EXTRAHIERTER TEXT:
-------

Im Laufe der folgenden drei Jahre wurde die „Station Z“ (die Vernichtungsanlage aus der KZ-Zeit) gesprengt, die Baracken abgerissen, deren Fundamente aber im Boden belassen und der Lagerkomplex von der sowjetischen Armee genutzt. Ihr folgten die Kasernierte Volkspolizei und die Nationale Volksarmee der DDR. Im Jahre 1961 beschloss das ZK der SED auf Initiative ehemaliger Häftlinge den Bau einer nationalen Mahn- und Gedenkstätte. Die Geschichte des Speziallagers nach 1945 fand dabei keine Erwähnung.
Heute gehört das Gelände des ehemaligen KZ`s und Speziallagers Sachsenhausen zur „Stiftung Brandenburgische Gedenkstätten“. Unmittelbar nach Gründung der Stiftung 1993 wurde mit einer umfassenden Sanierung und Neugestaltung begonnen. Seitdem werden alle Baumaßnahmen archäologisch begleitet.

-------

AUFGABE 1: Gib diese Zeilen unverändert aus, beginnend mit der ersten Zeile und endend mit der Zeile, die „The flight controller 25 is at (778, 423).“ enthält.

-------

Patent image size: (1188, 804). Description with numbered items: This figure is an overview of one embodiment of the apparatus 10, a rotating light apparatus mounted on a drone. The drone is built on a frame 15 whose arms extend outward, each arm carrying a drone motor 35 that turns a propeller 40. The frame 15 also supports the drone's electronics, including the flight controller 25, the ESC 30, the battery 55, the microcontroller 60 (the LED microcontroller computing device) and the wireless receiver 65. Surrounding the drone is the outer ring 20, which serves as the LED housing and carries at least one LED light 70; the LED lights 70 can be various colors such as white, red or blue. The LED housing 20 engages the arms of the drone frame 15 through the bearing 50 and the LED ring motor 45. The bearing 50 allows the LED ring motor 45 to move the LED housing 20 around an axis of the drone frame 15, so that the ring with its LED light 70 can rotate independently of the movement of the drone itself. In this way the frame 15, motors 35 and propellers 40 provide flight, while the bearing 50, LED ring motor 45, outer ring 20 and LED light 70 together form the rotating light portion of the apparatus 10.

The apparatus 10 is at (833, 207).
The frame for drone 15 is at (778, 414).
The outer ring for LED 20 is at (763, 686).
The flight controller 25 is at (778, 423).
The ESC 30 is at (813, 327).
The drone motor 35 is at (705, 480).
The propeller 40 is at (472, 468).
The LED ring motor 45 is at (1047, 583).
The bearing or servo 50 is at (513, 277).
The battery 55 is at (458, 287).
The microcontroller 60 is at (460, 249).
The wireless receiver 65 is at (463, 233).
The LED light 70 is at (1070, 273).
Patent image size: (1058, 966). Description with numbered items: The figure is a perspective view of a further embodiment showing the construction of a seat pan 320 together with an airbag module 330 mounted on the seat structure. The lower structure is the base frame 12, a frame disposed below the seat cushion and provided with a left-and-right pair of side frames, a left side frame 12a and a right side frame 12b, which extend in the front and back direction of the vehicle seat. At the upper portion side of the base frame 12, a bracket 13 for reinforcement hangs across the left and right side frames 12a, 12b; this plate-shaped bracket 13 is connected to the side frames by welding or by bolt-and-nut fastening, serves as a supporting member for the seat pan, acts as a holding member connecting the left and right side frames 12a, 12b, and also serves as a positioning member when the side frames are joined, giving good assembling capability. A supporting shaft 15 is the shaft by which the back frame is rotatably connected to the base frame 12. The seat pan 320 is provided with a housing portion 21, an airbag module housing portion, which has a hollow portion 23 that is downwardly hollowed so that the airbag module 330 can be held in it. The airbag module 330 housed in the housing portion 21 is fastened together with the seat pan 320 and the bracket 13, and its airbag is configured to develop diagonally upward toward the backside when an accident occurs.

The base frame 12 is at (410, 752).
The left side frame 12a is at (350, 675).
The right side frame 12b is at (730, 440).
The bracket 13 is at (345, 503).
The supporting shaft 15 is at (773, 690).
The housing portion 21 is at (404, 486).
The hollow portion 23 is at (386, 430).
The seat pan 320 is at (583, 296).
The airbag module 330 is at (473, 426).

-------

AUFGABE 2:
Beantworte anhand des Textes über die Gedenkstätte Sachsenhausen diese Fragen:
(a) Welche Anlage aus der KZ-Zeit wurde gesprengt?
(b) Wer beschloss 1961 den Bau einer nationalen Mahn- und Gedenkstätte?
(c) In welchem Jahr wurde die „Stiftung Brandenburgische Gedenkstätten“ gegründet?

ERGEBNIS 1:
Patent image size: (1188, 804). Description with numbered items: This figure is an overview of one embodiment of the apparatus 10, a rotating light apparatus mounted on a drone. The drone is built on a frame 15 whose arms extend outward, each arm carrying a drone motor 35 that turns a propeller 40. The frame 15 also supports the drone's electronics, including the flight controller 25, the ESC 30, the battery 55, the microcontroller 60 (the LED microcontroller computing device) and the wireless receiver 65. Surrounding the drone is the outer ring 20, which serves as the LED housing and carries at least one LED light 70; the LED lights 70 can be various colors such as white, red or blue. The LED housing 20 engages the arms of the drone frame 15 through the bearing 50 and the LED ring motor 45. The bearing 50 allows the LED ring motor 45 to move the LED housing 20 around an axis of the drone frame 15, so that the ring with its LED light 70 can rotate independently of the movement of the drone itself. In this way the frame 15, motors 35 and propellers 40 provide flight, while the bearing 50, LED ring motor 45, outer ring 20 and LED light 70 together form the rotating light portion of the apparatus 10.

The apparatus 10 is at (833, 207).
The frame for drone 15 is at (778, 414).
The outer ring for LED 20 is at (763, 686).
The flight controller 25 is at (778, 423).

ERGEBNIS 2:
(a) Die „Station Z“, die Vernichtungsanlage aus der KZ-Zeit.
(b) Das ZK der SED, auf Initiative ehemaliger Häftlinge.
(c) 1993.